Recorded data:
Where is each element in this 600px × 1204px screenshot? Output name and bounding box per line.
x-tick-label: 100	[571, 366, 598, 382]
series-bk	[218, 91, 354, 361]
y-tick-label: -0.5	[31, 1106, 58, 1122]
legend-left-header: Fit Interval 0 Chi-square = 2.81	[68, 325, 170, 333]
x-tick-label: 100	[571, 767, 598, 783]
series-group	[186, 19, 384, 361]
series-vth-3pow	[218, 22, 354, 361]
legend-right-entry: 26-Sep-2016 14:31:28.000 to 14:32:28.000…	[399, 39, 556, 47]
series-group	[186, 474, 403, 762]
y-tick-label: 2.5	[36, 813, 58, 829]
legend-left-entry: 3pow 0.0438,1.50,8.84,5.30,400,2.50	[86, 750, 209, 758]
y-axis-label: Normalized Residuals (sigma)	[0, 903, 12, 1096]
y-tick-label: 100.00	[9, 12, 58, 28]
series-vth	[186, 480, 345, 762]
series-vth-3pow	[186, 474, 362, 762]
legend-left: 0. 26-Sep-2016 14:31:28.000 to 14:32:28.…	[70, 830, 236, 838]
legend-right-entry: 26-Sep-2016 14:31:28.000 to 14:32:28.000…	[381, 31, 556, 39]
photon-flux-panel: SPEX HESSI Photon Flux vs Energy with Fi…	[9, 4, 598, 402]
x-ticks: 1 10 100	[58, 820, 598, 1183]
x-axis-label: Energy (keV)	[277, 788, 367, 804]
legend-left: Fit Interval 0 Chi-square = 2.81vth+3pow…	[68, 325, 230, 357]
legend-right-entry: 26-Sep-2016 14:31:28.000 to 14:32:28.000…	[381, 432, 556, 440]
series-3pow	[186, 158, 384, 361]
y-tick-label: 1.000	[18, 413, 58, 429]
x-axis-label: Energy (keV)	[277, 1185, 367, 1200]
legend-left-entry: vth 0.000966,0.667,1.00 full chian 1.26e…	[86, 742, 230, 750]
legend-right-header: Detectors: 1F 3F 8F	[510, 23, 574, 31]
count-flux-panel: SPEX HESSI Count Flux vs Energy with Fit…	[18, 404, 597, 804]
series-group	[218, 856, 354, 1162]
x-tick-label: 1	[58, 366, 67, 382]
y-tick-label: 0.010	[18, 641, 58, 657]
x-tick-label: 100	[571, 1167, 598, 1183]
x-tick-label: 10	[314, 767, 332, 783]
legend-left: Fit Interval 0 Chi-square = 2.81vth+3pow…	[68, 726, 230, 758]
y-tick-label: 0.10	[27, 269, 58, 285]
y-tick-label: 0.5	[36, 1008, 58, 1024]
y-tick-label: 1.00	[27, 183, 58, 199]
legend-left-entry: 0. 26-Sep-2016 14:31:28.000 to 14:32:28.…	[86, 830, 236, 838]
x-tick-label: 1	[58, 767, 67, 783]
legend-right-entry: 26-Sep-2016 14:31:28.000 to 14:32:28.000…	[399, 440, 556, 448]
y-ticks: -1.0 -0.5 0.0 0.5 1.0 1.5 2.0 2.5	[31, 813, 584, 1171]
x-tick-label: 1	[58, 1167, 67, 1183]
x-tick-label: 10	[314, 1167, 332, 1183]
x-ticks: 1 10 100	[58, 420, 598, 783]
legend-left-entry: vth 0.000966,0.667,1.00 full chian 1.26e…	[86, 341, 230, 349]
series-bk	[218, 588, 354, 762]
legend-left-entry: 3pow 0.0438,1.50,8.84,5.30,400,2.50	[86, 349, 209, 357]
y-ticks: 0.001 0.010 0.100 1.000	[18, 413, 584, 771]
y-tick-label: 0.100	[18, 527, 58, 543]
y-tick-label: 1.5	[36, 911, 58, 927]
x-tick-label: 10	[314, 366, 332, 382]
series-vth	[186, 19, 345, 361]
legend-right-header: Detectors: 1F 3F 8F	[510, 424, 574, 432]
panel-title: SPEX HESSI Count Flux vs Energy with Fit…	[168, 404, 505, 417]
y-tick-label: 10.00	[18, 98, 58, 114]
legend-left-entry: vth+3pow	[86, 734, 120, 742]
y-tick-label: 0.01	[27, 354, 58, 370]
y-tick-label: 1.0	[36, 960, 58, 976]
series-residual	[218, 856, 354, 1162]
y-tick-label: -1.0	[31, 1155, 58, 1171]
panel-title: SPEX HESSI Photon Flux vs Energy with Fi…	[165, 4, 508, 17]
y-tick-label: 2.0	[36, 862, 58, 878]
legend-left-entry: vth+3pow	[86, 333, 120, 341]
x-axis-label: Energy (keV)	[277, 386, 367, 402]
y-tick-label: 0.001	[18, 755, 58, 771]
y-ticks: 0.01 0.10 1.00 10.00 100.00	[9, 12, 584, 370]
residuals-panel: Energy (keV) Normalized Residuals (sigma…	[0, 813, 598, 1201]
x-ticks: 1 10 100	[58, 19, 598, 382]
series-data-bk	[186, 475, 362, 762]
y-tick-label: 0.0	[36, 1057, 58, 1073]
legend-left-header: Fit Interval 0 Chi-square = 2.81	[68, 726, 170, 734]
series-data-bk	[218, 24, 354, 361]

What to do. Can you print all of the items above again, unchanged, line for line?

Result below.
Where is each element in this 600px × 1204px screenshot? Output name and bounding box per line.
x-tick-label: 100	[571, 366, 598, 382]
series-bk	[218, 91, 354, 361]
y-tick-label: -0.5	[31, 1106, 58, 1122]
legend-left-header: Fit Interval 0 Chi-square = 2.81	[68, 325, 170, 333]
x-tick-label: 100	[571, 767, 598, 783]
series-group	[186, 19, 384, 361]
series-vth-3pow	[218, 22, 354, 361]
legend-right-entry: 26-Sep-2016 14:31:28.000 to 14:32:28.000…	[399, 39, 556, 47]
series-group	[186, 474, 403, 762]
y-tick-label: 2.5	[36, 813, 58, 829]
legend-left-entry: 3pow 0.0438,1.50,8.84,5.30,400,2.50	[86, 750, 209, 758]
y-axis-label: Normalized Residuals (sigma)	[0, 903, 12, 1096]
y-tick-label: 100.00	[9, 12, 58, 28]
series-vth	[186, 480, 345, 762]
series-vth-3pow	[186, 474, 362, 762]
legend-left: 0. 26-Sep-2016 14:31:28.000 to 14:32:28.…	[70, 830, 236, 838]
legend-right-entry: 26-Sep-2016 14:31:28.000 to 14:32:28.000…	[381, 31, 556, 39]
photon-flux-panel: SPEX HESSI Photon Flux vs Energy with Fi…	[9, 4, 598, 402]
x-ticks: 1 10 100	[58, 820, 598, 1183]
x-axis-label: Energy (keV)	[277, 788, 367, 804]
legend-left: Fit Interval 0 Chi-square = 2.81vth+3pow…	[68, 325, 230, 357]
legend-right-entry: 26-Sep-2016 14:31:28.000 to 14:32:28.000…	[381, 432, 556, 440]
series-3pow	[186, 158, 384, 361]
y-tick-label: 1.000	[18, 413, 58, 429]
x-axis-label: Energy (keV)	[277, 1185, 367, 1200]
legend-left-entry: vth 0.000966,0.667,1.00 full chian 1.26e…	[86, 742, 230, 750]
legend-right-header: Detectors: 1F 3F 8F	[510, 23, 574, 31]
count-flux-panel: SPEX HESSI Count Flux vs Energy with Fit…	[18, 404, 597, 804]
series-group	[218, 856, 354, 1162]
x-tick-label: 1	[58, 366, 67, 382]
y-tick-label: 0.010	[18, 641, 58, 657]
x-tick-label: 100	[571, 1167, 598, 1183]
x-tick-label: 10	[314, 767, 332, 783]
legend-left: Fit Interval 0 Chi-square = 2.81vth+3pow…	[68, 726, 230, 758]
y-tick-label: 0.10	[27, 269, 58, 285]
y-tick-label: 0.5	[36, 1008, 58, 1024]
y-tick-label: 1.00	[27, 183, 58, 199]
legend-left-entry: 0. 26-Sep-2016 14:31:28.000 to 14:32:28.…	[86, 830, 236, 838]
x-tick-label: 1	[58, 767, 67, 783]
legend-right-entry: 26-Sep-2016 14:31:28.000 to 14:32:28.000…	[399, 440, 556, 448]
y-ticks: -1.0 -0.5 0.0 0.5 1.0 1.5 2.0 2.5	[31, 813, 584, 1171]
x-tick-label: 1	[58, 1167, 67, 1183]
x-tick-label: 10	[314, 1167, 332, 1183]
x-ticks: 1 10 100	[58, 420, 598, 783]
legend-left-entry: vth 0.000966,0.667,1.00 full chian 1.26e…	[86, 341, 230, 349]
series-bk	[218, 588, 354, 762]
legend-left-entry: 3pow 0.0438,1.50,8.84,5.30,400,2.50	[86, 349, 209, 357]
y-ticks: 0.001 0.010 0.100 1.000	[18, 413, 584, 771]
y-tick-label: 0.100	[18, 527, 58, 543]
y-tick-label: 1.5	[36, 911, 58, 927]
x-tick-label: 10	[314, 366, 332, 382]
series-vth	[186, 19, 345, 361]
legend-right-header: Detectors: 1F 3F 8F	[510, 424, 574, 432]
panel-title: SPEX HESSI Count Flux vs Energy with Fit…	[168, 404, 505, 417]
y-tick-label: 10.00	[18, 98, 58, 114]
legend-left-entry: vth+3pow	[86, 734, 120, 742]
y-tick-label: 0.01	[27, 354, 58, 370]
y-tick-label: 1.0	[36, 960, 58, 976]
series-residual	[218, 856, 354, 1162]
y-tick-label: -1.0	[31, 1155, 58, 1171]
panel-title: SPEX HESSI Photon Flux vs Energy with Fi…	[165, 4, 508, 17]
y-tick-label: 2.0	[36, 862, 58, 878]
legend-left-entry: vth+3pow	[86, 333, 120, 341]
x-axis-label: Energy (keV)	[277, 386, 367, 402]
y-tick-label: 0.001	[18, 755, 58, 771]
y-ticks: 0.01 0.10 1.00 10.00 100.00	[9, 12, 584, 370]
residuals-panel: Energy (keV) Normalized Residuals (sigma…	[0, 813, 598, 1201]
x-ticks: 1 10 100	[58, 19, 598, 382]
series-data-bk	[186, 475, 362, 762]
y-tick-label: 0.0	[36, 1057, 58, 1073]
legend-left-header: Fit Interval 0 Chi-square = 2.81	[68, 726, 170, 734]
series-data-bk	[218, 24, 354, 361]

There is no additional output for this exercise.